**REQUIRED ACTIONS**
A. Write out, word for word, the portion of the passage on the Nephite and Lamanite wars starting with "In A. C. 330, the" and going on through "followed this treaty.".
B. Return the lines of the records verbatim, starting with the first line and going on through the line with "heart-icon[interactable] <box>1266 41", both included.

**TEXT EXCERPT**
※
It was in the year 322 A. C. that actual war broke out between the Nephites and Lamanites for the first time since the Redeemer's appearing. A number of battles were fought, in which the armies of the former were victorious. Four years later the savage contest was renewed. In the interim, iniquity had greatly increased. As foretold by the prophets, men's property became slippery, things movable were subject to unaccountable disappearances, and dread and distrust filled the hearts of the disobedient. When the war recommenced, the youthful Mormon, then fifteen years old, was chosen to lead the armies of his nation.

The next year saw disaster follow the Nephite cause. That people retreated before the Lamanites to the north countries. The year following they met with still further reverses, and by A. C. 329, rapine, revolution and carnage prevailed throughout all the land.

In A. C. 330, the Lamanite king, Aaron, with an army of forty-four thousand men, was defeated by Mormon, who had forty-two thousand warriors under his command.

Five years later the Lamanites drove the degenerate Nephites to the land of Jashon,and thence yet farther northward to the land of Shem. But in the year following the tide of victory changed, and Mormon, with thirty thousand troops, defeated fifty thousand of the enemy in the land of Shem; this he followed up with such energetic measures that by the year A. C. 349 the Nephites had again taken possession of the lands of their inheritance.

These successes resulted in a treaty between the Nephites as one party, and the Lamanites and Gadianton robbers as the other. By its provisions the Nephites possessed the country north of the Isthmus, while the Lamanites held the regions south. A peace of ten years followed this treaty.

In the year A. C. 360, the king of the Lamanites again declared war. To repel the expected invasion, the people of Nephi gathered at the land of Desolation. There the Lamanites attacked them, were defeated, and returned home. Not content with this repulse, the succeeding year they made another inroad into the northern country, and were again repulsed. The Nephites then took the initiative and invaded the southern continent, but being unsuccessful, were driven back to their frontier at Desolation (A. C. 363). The same season, the city of Desolation was captured by the Lamanitish warriors, but was wrested from them the year following.
※
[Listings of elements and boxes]
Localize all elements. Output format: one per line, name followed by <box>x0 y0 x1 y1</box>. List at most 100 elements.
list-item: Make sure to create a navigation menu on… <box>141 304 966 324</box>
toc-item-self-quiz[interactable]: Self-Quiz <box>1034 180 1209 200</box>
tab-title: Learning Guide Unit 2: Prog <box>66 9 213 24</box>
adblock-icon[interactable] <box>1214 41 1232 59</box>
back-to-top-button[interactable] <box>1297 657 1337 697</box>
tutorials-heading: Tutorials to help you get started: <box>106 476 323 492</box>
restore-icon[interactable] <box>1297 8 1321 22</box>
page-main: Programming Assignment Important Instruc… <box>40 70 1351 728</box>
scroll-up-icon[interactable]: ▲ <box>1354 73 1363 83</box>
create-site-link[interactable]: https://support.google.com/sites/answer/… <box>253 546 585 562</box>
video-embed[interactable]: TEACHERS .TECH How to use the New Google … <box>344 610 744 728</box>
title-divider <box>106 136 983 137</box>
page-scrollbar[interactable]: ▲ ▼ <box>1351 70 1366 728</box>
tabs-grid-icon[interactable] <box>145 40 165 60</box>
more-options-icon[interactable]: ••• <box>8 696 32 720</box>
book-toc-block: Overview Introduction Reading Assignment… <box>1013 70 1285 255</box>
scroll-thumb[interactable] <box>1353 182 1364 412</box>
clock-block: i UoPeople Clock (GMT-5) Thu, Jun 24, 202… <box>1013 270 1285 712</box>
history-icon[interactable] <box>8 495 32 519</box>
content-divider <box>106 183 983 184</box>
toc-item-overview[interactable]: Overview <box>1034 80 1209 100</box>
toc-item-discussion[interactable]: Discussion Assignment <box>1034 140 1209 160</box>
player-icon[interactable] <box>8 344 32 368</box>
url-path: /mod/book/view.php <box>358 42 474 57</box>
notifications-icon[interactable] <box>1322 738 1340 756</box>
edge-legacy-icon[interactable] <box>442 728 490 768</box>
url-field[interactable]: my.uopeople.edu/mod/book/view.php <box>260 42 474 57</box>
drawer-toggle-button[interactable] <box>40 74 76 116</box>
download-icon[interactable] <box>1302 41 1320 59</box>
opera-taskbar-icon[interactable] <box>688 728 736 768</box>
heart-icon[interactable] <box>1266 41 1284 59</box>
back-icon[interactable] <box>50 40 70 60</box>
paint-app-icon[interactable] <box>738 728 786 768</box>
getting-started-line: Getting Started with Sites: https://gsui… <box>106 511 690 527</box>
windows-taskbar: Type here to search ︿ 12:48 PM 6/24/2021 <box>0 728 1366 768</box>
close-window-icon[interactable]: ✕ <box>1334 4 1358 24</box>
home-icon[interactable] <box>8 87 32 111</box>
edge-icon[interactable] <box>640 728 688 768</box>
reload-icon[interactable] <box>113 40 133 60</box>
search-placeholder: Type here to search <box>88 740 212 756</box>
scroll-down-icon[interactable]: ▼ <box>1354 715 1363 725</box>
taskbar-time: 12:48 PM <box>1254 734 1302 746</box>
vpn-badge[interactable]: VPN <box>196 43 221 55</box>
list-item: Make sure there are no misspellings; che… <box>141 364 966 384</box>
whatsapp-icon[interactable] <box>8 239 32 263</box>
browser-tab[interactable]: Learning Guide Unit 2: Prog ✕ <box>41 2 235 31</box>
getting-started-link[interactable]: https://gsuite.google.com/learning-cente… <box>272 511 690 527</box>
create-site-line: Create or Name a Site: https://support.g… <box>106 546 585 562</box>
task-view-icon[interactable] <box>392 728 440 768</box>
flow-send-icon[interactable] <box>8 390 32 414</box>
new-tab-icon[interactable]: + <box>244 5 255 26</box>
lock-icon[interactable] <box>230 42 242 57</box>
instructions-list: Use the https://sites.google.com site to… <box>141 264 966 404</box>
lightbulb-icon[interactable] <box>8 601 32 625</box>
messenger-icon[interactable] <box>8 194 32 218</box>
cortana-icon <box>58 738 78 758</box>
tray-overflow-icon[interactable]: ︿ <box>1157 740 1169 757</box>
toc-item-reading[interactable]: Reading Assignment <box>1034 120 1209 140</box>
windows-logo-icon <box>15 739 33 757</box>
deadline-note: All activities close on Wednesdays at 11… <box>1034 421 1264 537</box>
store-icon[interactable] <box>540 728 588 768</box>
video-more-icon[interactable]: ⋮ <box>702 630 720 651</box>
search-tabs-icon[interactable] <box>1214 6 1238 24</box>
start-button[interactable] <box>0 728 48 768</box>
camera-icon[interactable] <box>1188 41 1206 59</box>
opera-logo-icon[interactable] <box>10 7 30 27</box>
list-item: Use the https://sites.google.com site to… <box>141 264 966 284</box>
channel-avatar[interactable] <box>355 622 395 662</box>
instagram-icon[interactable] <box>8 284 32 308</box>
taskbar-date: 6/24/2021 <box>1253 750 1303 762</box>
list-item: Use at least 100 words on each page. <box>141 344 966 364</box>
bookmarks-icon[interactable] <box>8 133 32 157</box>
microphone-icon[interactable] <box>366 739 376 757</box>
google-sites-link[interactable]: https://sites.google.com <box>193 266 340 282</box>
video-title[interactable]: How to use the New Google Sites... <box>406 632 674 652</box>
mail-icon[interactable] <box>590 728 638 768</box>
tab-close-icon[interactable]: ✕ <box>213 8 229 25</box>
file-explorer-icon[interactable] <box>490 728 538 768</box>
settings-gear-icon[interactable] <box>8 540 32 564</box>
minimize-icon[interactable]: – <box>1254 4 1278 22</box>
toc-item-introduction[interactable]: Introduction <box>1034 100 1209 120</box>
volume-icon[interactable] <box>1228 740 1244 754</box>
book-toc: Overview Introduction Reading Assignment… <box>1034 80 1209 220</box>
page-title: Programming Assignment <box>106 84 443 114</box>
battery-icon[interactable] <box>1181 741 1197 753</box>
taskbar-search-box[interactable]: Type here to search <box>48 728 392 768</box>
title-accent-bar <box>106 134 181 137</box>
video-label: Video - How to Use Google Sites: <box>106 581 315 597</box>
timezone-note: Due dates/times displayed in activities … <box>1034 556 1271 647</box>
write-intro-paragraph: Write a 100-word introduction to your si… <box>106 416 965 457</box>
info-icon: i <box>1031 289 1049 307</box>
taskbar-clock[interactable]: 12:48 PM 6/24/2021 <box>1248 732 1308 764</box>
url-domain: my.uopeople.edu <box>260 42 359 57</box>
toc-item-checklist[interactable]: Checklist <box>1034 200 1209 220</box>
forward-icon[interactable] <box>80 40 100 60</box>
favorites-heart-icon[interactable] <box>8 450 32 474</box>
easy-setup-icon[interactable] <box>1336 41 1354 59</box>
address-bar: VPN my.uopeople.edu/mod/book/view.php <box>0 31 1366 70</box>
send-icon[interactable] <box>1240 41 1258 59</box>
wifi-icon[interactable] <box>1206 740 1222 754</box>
※
**RESULTS**
A.
In A. C. 330, the Lamanite king, Aaron, with an army of forty-four thousand men, was defeated by Mormon, who had forty-two thousand warriors under his command.

Five years later the Lamanites drove the degenerate Nephites to the land of Jashon,and thence yet farther northward to the land of Shem. But in the year following the tide of victory changed, and Mormon, with thirty thousand troops, defeated fifty thousand of the enemy in the land of Shem; this he followed up with such energetic measures that by the year A. C. 349 the Nephites had again taken possession of the lands of their inheritance.

These successes resulted in a treaty between the Nephites as one party, and the Lamanites and Gadianton robbers as the other. By its provisions the Nephites possessed the country north of the Isthmus, while the Lamanites held the regions south. A peace of ten years followed this treaty.

B.
Localize all elements. Output format: one per line, name followed by <box>x0 y0 x1 y1</box>. List at most 100 elements.
list-item: Make sure to create a navigation menu on… <box>141 304 966 324</box>
toc-item-self-quiz[interactable]: Self-Quiz <box>1034 180 1209 200</box>
tab-title: Learning Guide Unit 2: Prog <box>66 9 213 24</box>
adblock-icon[interactable] <box>1214 41 1232 59</box>
back-to-top-button[interactable] <box>1297 657 1337 697</box>
tutorials-heading: Tutorials to help you get started: <box>106 476 323 492</box>
restore-icon[interactable] <box>1297 8 1321 22</box>
page-main: Programming Assignment Important Instruc… <box>40 70 1351 728</box>
scroll-up-icon[interactable]: ▲ <box>1354 73 1363 83</box>
create-site-link[interactable]: https://support.google.com/sites/answer/… <box>253 546 585 562</box>
video-embed[interactable]: TEACHERS .TECH How to use the New Google … <box>344 610 744 728</box>
title-divider <box>106 136 983 137</box>
page-scrollbar[interactable]: ▲ ▼ <box>1351 70 1366 728</box>
tabs-grid-icon[interactable] <box>145 40 165 60</box>
more-options-icon[interactable]: ••• <box>8 696 32 720</box>
book-toc-block: Overview Introduction Reading Assignment… <box>1013 70 1285 255</box>
scroll-thumb[interactable] <box>1353 182 1364 412</box>
clock-block: i UoPeople Clock (GMT-5) Thu, Jun 24, 202… <box>1013 270 1285 712</box>
history-icon[interactable] <box>8 495 32 519</box>
content-divider <box>106 183 983 184</box>
toc-item-overview[interactable]: Overview <box>1034 80 1209 100</box>
toc-item-discussion[interactable]: Discussion Assignment <box>1034 140 1209 160</box>
player-icon[interactable] <box>8 344 32 368</box>
url-path: /mod/book/view.php <box>358 42 474 57</box>
notifications-icon[interactable] <box>1322 738 1340 756</box>
edge-legacy-icon[interactable] <box>442 728 490 768</box>
url-field[interactable]: my.uopeople.edu/mod/book/view.php <box>260 42 474 57</box>
drawer-toggle-button[interactable] <box>40 74 76 116</box>
download-icon[interactable] <box>1302 41 1320 59</box>
opera-taskbar-icon[interactable] <box>688 728 736 768</box>
heart-icon[interactable] <box>1266 41 1284 59</box>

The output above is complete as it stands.